* What to do
In the records below, rewrite as a numbered list the lines starting with the line that contains "y-tick-label: 12 bbox=[127, 298, 146, 317]" and going on through the line that contains "y-tick-label: 14 bbox=[127, 215, 146, 234]", both included. Leave out any blank lines, and list only these lines.

* Dataset content
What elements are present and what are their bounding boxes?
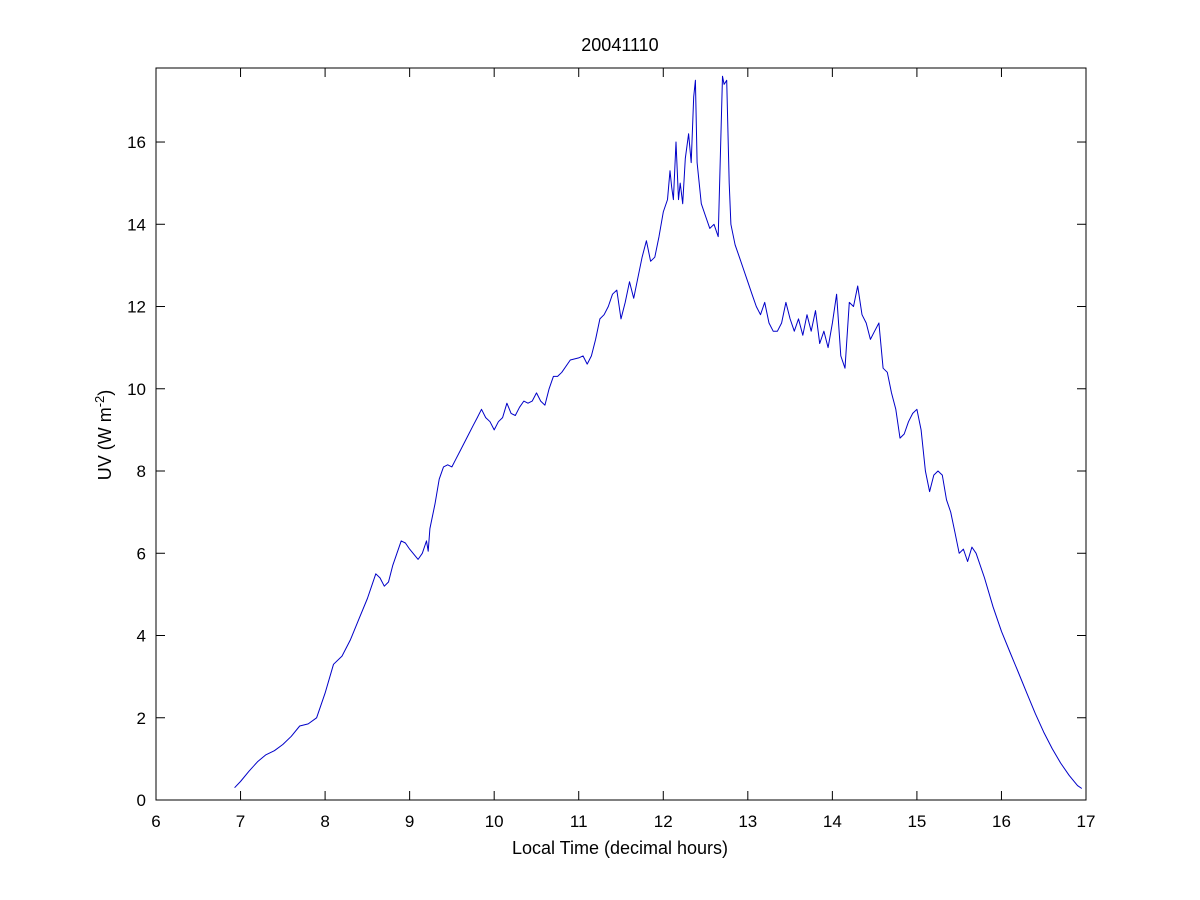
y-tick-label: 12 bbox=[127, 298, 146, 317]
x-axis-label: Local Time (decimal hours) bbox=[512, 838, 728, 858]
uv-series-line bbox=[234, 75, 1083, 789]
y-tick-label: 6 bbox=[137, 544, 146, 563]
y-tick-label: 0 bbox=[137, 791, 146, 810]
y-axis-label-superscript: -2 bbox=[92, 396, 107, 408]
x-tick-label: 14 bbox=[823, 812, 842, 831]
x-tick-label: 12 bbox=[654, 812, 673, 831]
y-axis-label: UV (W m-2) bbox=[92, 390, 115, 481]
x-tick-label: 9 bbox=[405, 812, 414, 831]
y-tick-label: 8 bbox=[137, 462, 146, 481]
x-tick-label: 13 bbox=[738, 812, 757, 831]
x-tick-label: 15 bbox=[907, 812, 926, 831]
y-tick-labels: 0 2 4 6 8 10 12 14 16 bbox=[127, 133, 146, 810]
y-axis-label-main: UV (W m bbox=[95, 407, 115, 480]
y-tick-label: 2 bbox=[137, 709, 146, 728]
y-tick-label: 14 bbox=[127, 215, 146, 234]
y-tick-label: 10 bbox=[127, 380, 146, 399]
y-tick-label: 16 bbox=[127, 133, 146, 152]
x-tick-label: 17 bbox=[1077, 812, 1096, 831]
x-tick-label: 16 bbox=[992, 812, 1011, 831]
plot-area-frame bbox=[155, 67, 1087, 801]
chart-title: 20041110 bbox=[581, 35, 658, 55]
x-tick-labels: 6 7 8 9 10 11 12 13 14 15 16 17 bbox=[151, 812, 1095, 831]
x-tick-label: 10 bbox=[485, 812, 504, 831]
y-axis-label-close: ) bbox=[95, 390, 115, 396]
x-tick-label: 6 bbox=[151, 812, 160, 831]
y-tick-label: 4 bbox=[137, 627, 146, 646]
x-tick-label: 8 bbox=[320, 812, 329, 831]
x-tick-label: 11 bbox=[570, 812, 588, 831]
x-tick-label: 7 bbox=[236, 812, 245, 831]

* Result of this task
1. y-tick-label: 12 bbox=[127, 298, 146, 317]
2. x-axis-label: Local Time (decimal hours) bbox=[512, 838, 728, 858]
3. uv-series-line bbox=[234, 75, 1083, 789]
4. y-tick-label: 6 bbox=[137, 544, 146, 563]
5. y-tick-label: 0 bbox=[137, 791, 146, 810]
6. y-axis-label-superscript: -2 bbox=[92, 396, 107, 408]
7. x-tick-label: 14 bbox=[823, 812, 842, 831]
8. x-tick-label: 12 bbox=[654, 812, 673, 831]
9. y-axis-label: UV (W m-2) bbox=[92, 390, 115, 481]
10. x-tick-label: 9 bbox=[405, 812, 414, 831]
11. y-tick-label: 8 bbox=[137, 462, 146, 481]
12. x-tick-label: 13 bbox=[738, 812, 757, 831]
13. x-tick-label: 15 bbox=[907, 812, 926, 831]
14. y-tick-labels: 0 2 4 6 8 10 12 14 16 bbox=[127, 133, 146, 810]
15. y-axis-label-main: UV (W m bbox=[95, 407, 115, 480]
16. y-tick-label: 2 bbox=[137, 709, 146, 728]
17. y-tick-label: 14 bbox=[127, 215, 146, 234]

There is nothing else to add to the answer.